start Records provided

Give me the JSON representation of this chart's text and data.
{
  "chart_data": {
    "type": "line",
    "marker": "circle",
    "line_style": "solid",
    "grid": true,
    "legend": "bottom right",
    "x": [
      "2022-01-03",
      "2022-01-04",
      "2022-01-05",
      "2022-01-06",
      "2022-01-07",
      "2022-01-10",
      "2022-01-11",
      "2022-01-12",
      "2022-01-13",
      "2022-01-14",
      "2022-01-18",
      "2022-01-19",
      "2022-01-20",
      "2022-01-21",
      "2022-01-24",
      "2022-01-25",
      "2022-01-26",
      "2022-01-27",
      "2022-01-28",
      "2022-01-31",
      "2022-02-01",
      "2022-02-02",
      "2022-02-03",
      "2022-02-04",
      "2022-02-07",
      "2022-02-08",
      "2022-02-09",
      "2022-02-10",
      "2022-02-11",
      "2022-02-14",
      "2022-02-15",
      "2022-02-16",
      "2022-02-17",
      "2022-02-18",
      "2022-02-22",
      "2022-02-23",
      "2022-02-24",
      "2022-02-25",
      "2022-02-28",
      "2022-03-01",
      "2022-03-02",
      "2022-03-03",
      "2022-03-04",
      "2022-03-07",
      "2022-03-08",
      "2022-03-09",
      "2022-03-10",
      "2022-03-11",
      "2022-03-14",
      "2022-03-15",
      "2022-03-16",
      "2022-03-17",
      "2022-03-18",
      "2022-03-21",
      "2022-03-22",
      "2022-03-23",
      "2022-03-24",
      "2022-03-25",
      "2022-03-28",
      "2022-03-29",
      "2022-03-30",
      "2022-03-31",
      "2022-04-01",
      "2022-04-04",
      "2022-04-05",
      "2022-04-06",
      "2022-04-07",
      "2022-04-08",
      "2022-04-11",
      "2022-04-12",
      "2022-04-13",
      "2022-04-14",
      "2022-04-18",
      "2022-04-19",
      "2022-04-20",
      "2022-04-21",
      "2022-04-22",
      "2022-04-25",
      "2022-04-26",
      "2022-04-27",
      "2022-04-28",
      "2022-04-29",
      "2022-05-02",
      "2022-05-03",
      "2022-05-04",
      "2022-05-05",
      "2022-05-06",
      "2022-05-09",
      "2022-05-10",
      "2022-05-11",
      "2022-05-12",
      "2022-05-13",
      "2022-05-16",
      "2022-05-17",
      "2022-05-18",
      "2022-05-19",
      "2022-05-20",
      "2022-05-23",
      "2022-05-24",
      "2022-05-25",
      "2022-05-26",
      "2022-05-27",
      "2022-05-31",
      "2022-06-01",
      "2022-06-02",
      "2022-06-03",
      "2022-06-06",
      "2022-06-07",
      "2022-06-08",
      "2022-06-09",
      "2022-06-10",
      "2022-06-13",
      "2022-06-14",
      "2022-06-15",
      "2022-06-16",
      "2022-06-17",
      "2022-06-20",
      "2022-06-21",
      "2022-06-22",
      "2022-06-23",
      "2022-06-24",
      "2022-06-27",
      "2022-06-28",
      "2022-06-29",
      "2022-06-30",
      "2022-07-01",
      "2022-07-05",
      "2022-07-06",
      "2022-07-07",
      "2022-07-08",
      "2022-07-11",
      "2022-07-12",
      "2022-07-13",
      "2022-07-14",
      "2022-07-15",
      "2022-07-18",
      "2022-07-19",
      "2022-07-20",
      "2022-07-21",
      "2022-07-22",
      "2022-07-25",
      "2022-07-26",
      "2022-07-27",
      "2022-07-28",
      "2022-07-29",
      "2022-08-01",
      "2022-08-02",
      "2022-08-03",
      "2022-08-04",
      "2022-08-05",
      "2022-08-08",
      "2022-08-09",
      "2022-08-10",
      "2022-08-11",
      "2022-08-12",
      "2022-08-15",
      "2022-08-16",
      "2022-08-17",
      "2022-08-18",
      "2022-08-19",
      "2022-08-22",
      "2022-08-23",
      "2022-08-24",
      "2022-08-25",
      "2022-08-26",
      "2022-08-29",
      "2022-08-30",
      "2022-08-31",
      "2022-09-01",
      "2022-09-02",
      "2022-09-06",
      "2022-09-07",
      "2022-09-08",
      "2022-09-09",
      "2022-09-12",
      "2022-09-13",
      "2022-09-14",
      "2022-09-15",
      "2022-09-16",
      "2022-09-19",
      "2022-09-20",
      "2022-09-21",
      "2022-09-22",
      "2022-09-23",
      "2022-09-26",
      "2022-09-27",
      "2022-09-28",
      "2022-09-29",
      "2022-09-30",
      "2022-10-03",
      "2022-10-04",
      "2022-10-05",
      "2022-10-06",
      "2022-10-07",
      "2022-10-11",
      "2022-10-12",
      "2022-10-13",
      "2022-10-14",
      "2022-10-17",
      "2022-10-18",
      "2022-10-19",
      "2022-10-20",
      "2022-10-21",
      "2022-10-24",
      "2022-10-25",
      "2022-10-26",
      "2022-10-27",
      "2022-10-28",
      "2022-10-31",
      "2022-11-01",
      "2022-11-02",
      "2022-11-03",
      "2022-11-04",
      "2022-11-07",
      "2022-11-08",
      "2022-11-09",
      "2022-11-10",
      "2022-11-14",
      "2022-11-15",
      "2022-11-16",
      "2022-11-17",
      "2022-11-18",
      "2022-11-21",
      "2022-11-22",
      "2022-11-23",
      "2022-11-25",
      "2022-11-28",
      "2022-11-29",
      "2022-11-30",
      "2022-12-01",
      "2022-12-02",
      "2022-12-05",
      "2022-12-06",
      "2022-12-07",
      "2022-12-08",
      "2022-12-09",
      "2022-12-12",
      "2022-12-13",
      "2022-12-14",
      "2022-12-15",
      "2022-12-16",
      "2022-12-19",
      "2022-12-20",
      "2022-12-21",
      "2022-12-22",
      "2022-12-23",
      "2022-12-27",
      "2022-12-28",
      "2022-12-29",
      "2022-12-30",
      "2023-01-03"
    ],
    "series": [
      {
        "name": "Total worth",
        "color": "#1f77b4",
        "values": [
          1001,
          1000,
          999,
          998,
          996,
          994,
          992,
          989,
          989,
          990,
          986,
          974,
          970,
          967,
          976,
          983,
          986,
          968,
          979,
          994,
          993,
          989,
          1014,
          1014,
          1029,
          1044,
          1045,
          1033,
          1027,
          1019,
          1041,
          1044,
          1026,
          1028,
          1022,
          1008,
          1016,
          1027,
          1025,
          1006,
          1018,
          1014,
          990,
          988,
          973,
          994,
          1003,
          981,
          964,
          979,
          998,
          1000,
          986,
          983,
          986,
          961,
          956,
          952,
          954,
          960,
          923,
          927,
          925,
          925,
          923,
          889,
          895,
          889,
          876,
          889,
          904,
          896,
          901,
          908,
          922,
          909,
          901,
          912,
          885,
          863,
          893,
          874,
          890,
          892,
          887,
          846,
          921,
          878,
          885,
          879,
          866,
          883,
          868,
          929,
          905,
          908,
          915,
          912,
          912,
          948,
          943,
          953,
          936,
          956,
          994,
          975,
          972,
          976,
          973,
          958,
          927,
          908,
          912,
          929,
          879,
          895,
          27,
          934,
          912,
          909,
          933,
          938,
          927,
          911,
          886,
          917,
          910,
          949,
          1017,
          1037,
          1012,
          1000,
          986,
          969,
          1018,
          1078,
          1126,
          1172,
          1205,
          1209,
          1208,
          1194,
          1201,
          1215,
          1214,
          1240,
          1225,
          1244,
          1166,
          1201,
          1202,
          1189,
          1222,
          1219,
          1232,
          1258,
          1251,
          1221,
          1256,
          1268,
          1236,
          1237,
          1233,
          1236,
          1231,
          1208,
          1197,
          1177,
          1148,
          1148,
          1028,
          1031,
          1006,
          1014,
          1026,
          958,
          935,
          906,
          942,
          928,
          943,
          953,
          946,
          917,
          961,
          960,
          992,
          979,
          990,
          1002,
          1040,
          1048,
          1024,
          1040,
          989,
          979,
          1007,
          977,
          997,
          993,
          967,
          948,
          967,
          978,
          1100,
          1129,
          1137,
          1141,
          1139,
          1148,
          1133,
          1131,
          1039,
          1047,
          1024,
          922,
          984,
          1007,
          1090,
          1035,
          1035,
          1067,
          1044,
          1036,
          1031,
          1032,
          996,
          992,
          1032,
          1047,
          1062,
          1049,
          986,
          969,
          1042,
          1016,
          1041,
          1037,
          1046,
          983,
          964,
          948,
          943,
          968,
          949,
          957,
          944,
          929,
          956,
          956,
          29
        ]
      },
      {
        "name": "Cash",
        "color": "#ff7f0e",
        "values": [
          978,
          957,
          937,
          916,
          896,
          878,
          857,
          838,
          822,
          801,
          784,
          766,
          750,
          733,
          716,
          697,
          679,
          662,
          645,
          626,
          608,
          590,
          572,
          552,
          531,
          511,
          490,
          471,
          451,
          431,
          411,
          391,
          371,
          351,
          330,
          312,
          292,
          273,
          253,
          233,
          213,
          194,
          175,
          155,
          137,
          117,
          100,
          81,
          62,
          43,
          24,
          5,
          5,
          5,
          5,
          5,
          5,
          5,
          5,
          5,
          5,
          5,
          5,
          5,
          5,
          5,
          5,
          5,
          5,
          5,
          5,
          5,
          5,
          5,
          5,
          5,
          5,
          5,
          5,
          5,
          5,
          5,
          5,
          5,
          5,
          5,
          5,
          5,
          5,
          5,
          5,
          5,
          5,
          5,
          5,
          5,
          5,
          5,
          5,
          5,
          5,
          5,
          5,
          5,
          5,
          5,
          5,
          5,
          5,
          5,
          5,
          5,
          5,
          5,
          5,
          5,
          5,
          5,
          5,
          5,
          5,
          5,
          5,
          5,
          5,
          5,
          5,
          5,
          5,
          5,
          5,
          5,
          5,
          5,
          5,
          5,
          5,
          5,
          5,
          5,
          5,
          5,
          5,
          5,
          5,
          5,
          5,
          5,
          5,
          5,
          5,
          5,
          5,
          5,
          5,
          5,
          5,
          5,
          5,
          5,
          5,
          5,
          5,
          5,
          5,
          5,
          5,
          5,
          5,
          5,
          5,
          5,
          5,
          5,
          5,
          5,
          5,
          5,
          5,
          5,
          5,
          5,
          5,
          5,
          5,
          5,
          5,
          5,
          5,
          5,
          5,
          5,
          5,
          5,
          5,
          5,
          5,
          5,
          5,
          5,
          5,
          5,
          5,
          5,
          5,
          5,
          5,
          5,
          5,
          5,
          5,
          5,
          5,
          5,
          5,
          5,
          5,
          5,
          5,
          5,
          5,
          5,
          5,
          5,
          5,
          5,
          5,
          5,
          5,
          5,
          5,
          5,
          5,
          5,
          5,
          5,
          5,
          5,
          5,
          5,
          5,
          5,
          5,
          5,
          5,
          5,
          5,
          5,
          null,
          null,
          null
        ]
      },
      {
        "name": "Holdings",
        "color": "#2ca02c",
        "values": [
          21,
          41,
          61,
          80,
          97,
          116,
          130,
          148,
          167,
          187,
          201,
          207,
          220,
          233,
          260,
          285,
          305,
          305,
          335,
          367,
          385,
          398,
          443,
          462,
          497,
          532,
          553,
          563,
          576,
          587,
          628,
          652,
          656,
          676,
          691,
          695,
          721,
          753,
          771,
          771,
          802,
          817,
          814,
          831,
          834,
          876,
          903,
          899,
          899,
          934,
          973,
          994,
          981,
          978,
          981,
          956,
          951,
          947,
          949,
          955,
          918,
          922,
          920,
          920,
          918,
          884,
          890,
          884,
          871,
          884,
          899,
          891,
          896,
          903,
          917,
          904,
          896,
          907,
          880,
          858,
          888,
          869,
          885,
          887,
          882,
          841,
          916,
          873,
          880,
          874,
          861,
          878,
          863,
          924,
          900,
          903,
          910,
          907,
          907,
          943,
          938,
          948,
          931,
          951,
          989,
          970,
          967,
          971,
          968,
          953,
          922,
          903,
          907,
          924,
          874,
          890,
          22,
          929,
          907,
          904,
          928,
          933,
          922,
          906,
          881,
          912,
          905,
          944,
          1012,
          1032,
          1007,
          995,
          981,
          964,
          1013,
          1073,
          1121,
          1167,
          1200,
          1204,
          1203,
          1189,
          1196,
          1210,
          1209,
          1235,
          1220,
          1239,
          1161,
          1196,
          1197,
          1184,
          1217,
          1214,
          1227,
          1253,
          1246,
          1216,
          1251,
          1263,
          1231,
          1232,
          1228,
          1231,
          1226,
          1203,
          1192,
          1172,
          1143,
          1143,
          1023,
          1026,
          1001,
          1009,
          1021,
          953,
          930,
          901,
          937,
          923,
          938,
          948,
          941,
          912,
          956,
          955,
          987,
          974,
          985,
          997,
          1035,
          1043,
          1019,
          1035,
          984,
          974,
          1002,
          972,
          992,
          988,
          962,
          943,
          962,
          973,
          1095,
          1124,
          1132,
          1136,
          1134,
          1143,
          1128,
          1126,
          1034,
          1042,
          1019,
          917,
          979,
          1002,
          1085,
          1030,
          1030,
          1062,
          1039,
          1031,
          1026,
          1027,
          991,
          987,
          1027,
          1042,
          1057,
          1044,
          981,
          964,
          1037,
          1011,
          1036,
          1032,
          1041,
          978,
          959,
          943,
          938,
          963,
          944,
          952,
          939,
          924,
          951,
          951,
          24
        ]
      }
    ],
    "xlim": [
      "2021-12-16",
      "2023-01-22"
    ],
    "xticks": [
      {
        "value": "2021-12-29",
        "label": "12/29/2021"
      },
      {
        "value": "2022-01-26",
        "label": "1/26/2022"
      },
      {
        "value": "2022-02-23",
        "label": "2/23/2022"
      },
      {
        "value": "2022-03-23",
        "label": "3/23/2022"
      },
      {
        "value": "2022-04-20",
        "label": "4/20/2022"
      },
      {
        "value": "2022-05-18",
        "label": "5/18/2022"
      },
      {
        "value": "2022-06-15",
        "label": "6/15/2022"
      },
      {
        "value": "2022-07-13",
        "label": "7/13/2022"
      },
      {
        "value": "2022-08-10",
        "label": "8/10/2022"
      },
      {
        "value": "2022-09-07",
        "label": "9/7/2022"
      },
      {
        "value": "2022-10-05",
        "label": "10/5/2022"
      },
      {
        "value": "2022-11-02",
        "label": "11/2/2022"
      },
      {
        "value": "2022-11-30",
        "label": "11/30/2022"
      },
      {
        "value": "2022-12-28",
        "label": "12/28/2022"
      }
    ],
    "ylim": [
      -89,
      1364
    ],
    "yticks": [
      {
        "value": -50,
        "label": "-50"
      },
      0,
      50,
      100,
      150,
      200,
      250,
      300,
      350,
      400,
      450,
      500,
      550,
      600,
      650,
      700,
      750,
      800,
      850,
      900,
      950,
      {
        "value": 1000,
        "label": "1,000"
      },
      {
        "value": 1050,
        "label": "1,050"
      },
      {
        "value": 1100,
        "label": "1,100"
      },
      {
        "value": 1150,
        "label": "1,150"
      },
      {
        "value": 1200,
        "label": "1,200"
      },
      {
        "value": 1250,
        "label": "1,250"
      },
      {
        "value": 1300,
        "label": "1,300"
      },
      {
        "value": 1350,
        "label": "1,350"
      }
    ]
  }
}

end Records provided

* Job: Pick out each line containing "name" and report it.

* Result below:
        "name": "Total worth",
        "name": "Cash",
        "name": "Holdings",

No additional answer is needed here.